→ **REQUIRED TASK**
Every line that holds the string "ÖLTÖNYÖKRŐL" is to be identified and copied.

* * *

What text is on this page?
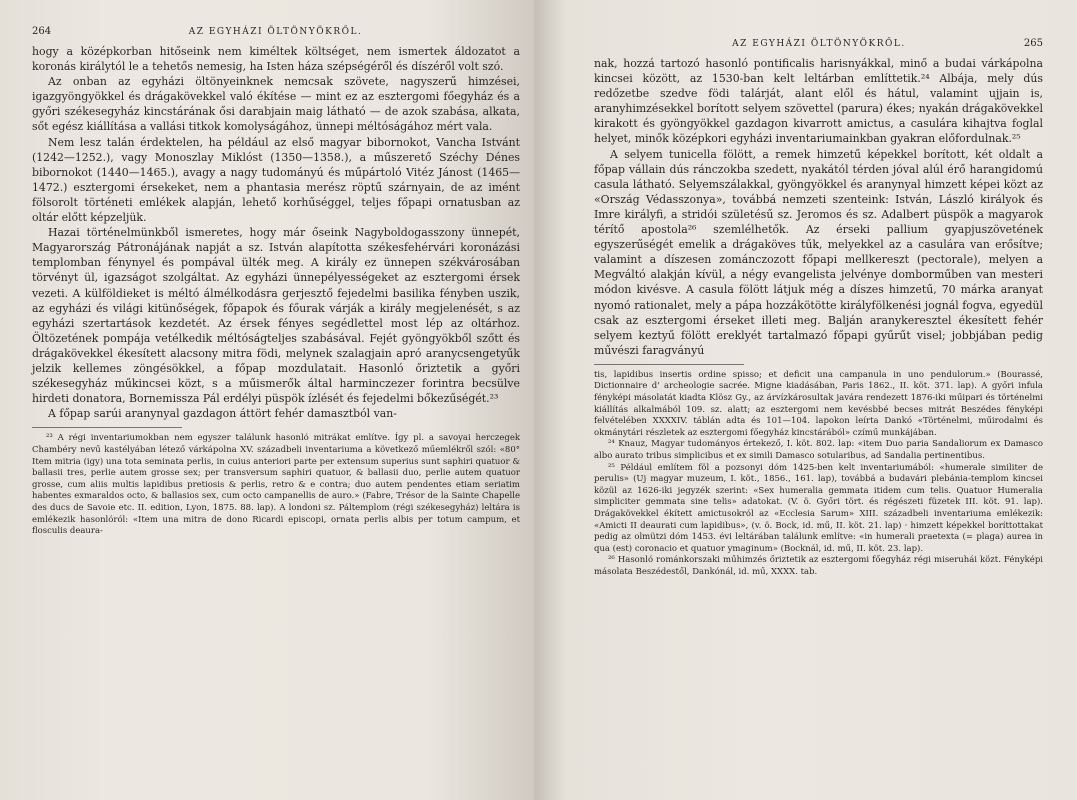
264	AZ EGYHÁZI ÖLTÖNYÖKRŐL.

hogy a középkorban hitőseink nem kiméltek költséget, nem ismertek áldozatot a koronás királytól le a tehetős nemesig, ha Isten háza szépségéről és díszéről volt szó.

Az onban az egyházi öltönyeinknek nemcsak szövete, nagyszerű himzései, igazgyöngyökkel és drágakövekkel való ékítése — mint ez az esztergomi főegyház és a győri székesegyház kincstárának ősi darabjain maig látható — de azok szabása, alkata, sőt egész kiállítása a vallási titkok komolyságához, ünnepi méltóságához mért vala.

Nem lesz talán érdektelen, ha például az első magyar bibornokot, Vancha Istvánt (1242—1252.), vagy Monoszlay Miklóst (1350—1358.), a műszerető Széchy Dénes bibornokot (1440—1465.), avagy a nagy tudományú és műpártoló Vitéz Jánost (1465—1472.) esztergomi érsekeket, nem a phantasia merész röptű szárnyain, de az imént fölsorolt történeti emlékek alapján, lehető korhűséggel, teljes főpapi ornatusban az oltár előtt képzeljük.

Hazai történelmünkből ismeretes, hogy már őseink Nagyboldogasszony ünnepét, Magyarország Pátronájának napját a sz. István alapította székesfehérvári koronázási templomban fénynyel és pompával ülték meg. A király ez ünnepen székvárosában törvényt ül, igazságot szolgáltat. Az egyházi ünnepélyességeket az esztergomi érsek vezeti. A külföldieket is méltó álmélkodásra gerjesztő fejedelmi basilika fényben uszik, az egyházi és világi kitünőségek, főpapok és főurak várják a király megjelenését, s az egyházi szertartások kezdetét. Az érsek fényes segédlettel most lép az oltárhoz. Öltözetének pompája vetélkedik méltóságteljes szabásával. Fejét gyöngyökből szőtt és drágakövekkel ékesített alacsony mitra födi, melynek szalagjain apró aranycsengetyűk jelzik kellemes zöngésökkel, a főpap mozdulatait. Hasonló őriztetik a győri székesegyház műkincsei közt, s a műismerők által harminczezer forintra becsülve hirdeti donatora, Bornemissza Pál erdélyi püspök ízlését és fejedelmi bőkezűségét.²³

A főpap sarúi aranynyal gazdagon áttört fehér damasztból van-

²³ A régi inventariumokban nem egyszer találunk hasonló mitrákat említve. Így pl. a savoyai herczegek Chambéry nevű kastélyában létező várkápolna XV. századbeli inventariuma a következő műemlékről szól: «80° Item mitria (igy) una tota seminata perlis, in cuius anteriori parte per extensum superius sunt saphiri quatuor & ballasii tres, perlie autem grosse sex; per transversum saphiri quatuor, & ballasii duo, perlie autem quatuor grosse, cum aliis multis lapidibus pretiosis & perlis, retro & e contra; duo autem pendentes etiam seriatim habentes exmaraldos octo, & ballasios sex, cum octo campanellis de auro.» (Fabre, Trésor de la Sainte Chapelle des ducs de Savoie etc. II. edition, Lyon, 1875. 88. lap). A londoni sz. Páltemplom (régi székesegyház) leltára is emlékezik hasonlóról: «Item una mitra de dono Ricardi episcopi, ornata perlis albis per totum campum, et flosculis deaura-

AZ EGYHÁZI ÖLTÖNYÖKRŐL.	265

nak, hozzá tartozó hasonló pontificalis harisnyákkal, minő a budai várkápolna kincsei között, az 1530-ban kelt leltárban említtetik.²⁴ Albája, mely dús redőzetbe szedve födi talárját, alant elől és hátul, valamint ujjain is, aranyhimzésekkel borított selyem szövettel (parura) ékes; nyakán drágakövekkel kirakott és gyöngyökkel gazdagon kivarrott amictus, a casulára kihajtva foglal helyet, minők középkori egyházi inventariumainkban gyakran előfordulnak.²⁵

A selyem tunicella fölött, a remek himzetű képekkel borított, két oldalt a főpap vállain dús ránczokba szedett, nyakától térden jóval alúl érő harangidomú casula látható. Selyemszálakkal, gyöngyökkel és aranynyal himzett képei közt az «Ország Védasszonya», továbbá nemzeti szenteink: István, László királyok és Imre királyfi, a stridói születésű sz. Jeromos és sz. Adalbert püspök a magyarok térítő apostola²⁶ szemlélhetők. Az érseki pallium gyapjuszövetének egyszerűségét emelik a drágaköves tűk, melyekkel az a casulára van erősítve; valamint a díszesen zománczozott főpapi mellkereszt (pectorale), melyen a Megváltó alakján kívül, a négy evangelista jelvénye domborműben van mesteri módon kivésve. A casula fölött látjuk még a díszes himzetű, 70 márka aranyat nyomó rationalet, mely a pápa hozzákötötte királyfölkenési jognál fogva, egyedül csak az esztergomi érseket illeti meg. Balján aranykeresztel ékesített fehér selyem keztyű fölött ereklyét tartalmazó főpapi gyűrűt visel; jobbjában pedig művészi faragványú

tis, lapidibus insertis ordine spisso; et deficit una campanula in uno pendulorum.» (Bourassé, Dictionnaire d' archeologie sacrée. Migne kiadásában, Paris 1862., II. köt. 371. lap). A győri infula fényképi másolatát kiadta Klösz Gy., az árvízkárosultak javára rendezett 1876-iki műipari és történelmi kiállítás alkalmából 109. sz. alatt; az esztergomi nem kevésbbé becses mitrát Beszédes fényképi felvételében XXXXIV. táblán adta és 101—104. lapokon leírta Dankó «Történelmi, műirodalmi és okmánytári részletek az esztergomi főegyház kincstárából» czímű munkájában.

²⁴ Knauz, Magyar tudományos értekező, I. köt. 802. lap: «item Duo paria Sandaliorum ex Damasco albo aurato tribus simplicibus et ex simili Damasco sotularibus, ad Sandalia pertinentibus.

²⁵ Például említem föl a pozsonyi dóm 1425-ben kelt inventariumából: «humerale similiter de perulis» (Uj magyar muzeum, I. köt., 1856., 161. lap), továbbá a budavári plebánia-templom kincsei közül az 1626-iki jegyzék szerint: «Sex humeralia gemmata itidem cum telis. Quatuor Humeralia simpliciter gemmata sine telis» adatokat. (V. ö. Győri tört. és régészeti füzetek III. köt. 91. lap). Drágakövekkel ékített amictusokról az «Ecclesia Sarum» XIII. századbeli inventariuma emlékezik: «Amicti II deaurati cum lapidibus», (v. ö. Bock, id. mű, II. köt. 21. lap) · himzett képekkel boríttottakat pedig az olmützi dóm 1453. évi leltárában találunk említve: «in humerali praetexta (= plaga) aurea in qua (est) coronacio et quatuor ymaginum» (Bocknál, id. mű, II. köt. 23. lap).

²⁶ Hasonló románkorszaki műhimzés őriztetik az esztergomi főegyház régi miseruhái közt. Fényképi másolata Beszédestől, Dankónál, id. mű, XXXX. tab.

* * *

→ **CORRECT OUTPUT**
264	AZ EGYHÁZI ÖLTÖNYÖKRŐL.
AZ EGYHÁZI ÖLTÖNYÖKRŐL.	265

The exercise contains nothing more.